→ **Task to complete**
Every line below should be copied exactly; drop the pictures.
------------------------------------------------
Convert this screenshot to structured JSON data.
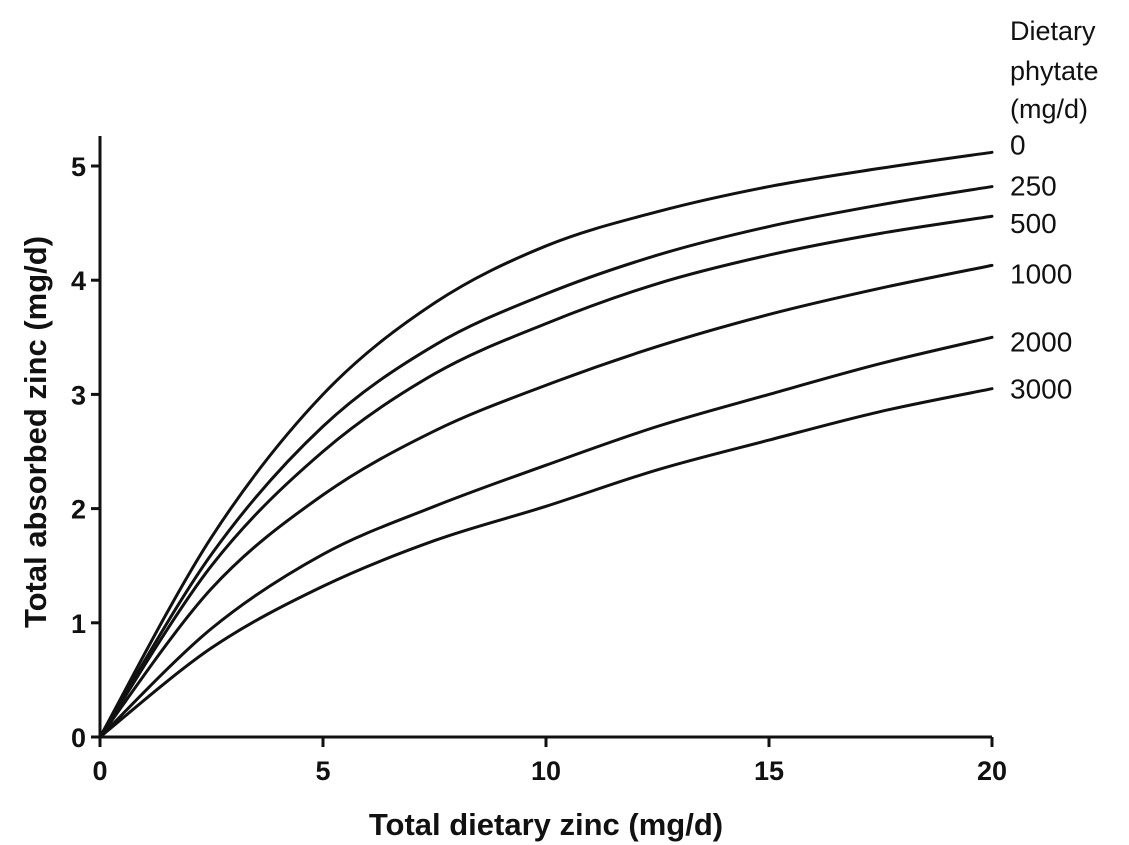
{
  "chart_data": {
    "type": "line",
    "title": "",
    "xlabel": "Total dietary zinc (mg/d)",
    "ylabel": "Total absorbed zinc (mg/d)",
    "xlim": [
      0,
      20
    ],
    "ylim": [
      0,
      5
    ],
    "x_ticks": [
      0,
      5,
      10,
      15,
      20
    ],
    "y_ticks": [
      0,
      1,
      2,
      3,
      4,
      5
    ],
    "grid": false,
    "legend_title": [
      "Dietary",
      "phytate",
      "(mg/d)"
    ],
    "legend_placement": "right, labels at curve ends",
    "line_color": "#111111",
    "x": [
      0,
      2.5,
      5,
      7.5,
      10,
      12.5,
      15,
      17.5,
      20
    ],
    "series": [
      {
        "name": "0",
        "values": [
          0,
          1.75,
          3.0,
          3.8,
          4.3,
          4.6,
          4.82,
          4.98,
          5.12
        ]
      },
      {
        "name": "250",
        "values": [
          0,
          1.6,
          2.72,
          3.43,
          3.88,
          4.22,
          4.47,
          4.66,
          4.82
        ]
      },
      {
        "name": "500",
        "values": [
          0,
          1.5,
          2.5,
          3.18,
          3.62,
          3.97,
          4.22,
          4.41,
          4.56
        ]
      },
      {
        "name": "1000",
        "values": [
          0,
          1.3,
          2.12,
          2.68,
          3.08,
          3.42,
          3.7,
          3.93,
          4.13
        ]
      },
      {
        "name": "2000",
        "values": [
          0,
          0.95,
          1.6,
          2.02,
          2.38,
          2.72,
          3.0,
          3.27,
          3.5
        ]
      },
      {
        "name": "3000",
        "values": [
          0,
          0.78,
          1.32,
          1.72,
          2.02,
          2.34,
          2.6,
          2.85,
          3.05
        ]
      }
    ]
  }
}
------------------------------------------------
→ **The result**
Convert this screenshot to structured JSON data.
{
  "chart_data": {
    "type": "line",
    "title": "",
    "xlabel": "Total dietary zinc (mg/d)",
    "ylabel": "Total absorbed zinc (mg/d)",
    "xlim": [
      0,
      20
    ],
    "ylim": [
      0,
      5
    ],
    "x_ticks": [
      0,
      5,
      10,
      15,
      20
    ],
    "y_ticks": [
      0,
      1,
      2,
      3,
      4,
      5
    ],
    "grid": false,
    "legend_title": [
      "Dietary",
      "phytate",
      "(mg/d)"
    ],
    "legend_placement": "right, labels at curve ends",
    "line_color": "#111111",
    "x": [
      0,
      2.5,
      5,
      7.5,
      10,
      12.5,
      15,
      17.5,
      20
    ],
    "series": [
      {
        "name": "0",
        "values": [
          0,
          1.75,
          3.0,
          3.8,
          4.3,
          4.6,
          4.82,
          4.98,
          5.12
        ]
      },
      {
        "name": "250",
        "values": [
          0,
          1.6,
          2.72,
          3.43,
          3.88,
          4.22,
          4.47,
          4.66,
          4.82
        ]
      },
      {
        "name": "500",
        "values": [
          0,
          1.5,
          2.5,
          3.18,
          3.62,
          3.97,
          4.22,
          4.41,
          4.56
        ]
      },
      {
        "name": "1000",
        "values": [
          0,
          1.3,
          2.12,
          2.68,
          3.08,
          3.42,
          3.7,
          3.93,
          4.13
        ]
      },
      {
        "name": "2000",
        "values": [
          0,
          0.95,
          1.6,
          2.02,
          2.38,
          2.72,
          3.0,
          3.27,
          3.5
        ]
      },
      {
        "name": "3000",
        "values": [
          0,
          0.78,
          1.32,
          1.72,
          2.02,
          2.34,
          2.6,
          2.85,
          3.05
        ]
      }
    ]
  }
}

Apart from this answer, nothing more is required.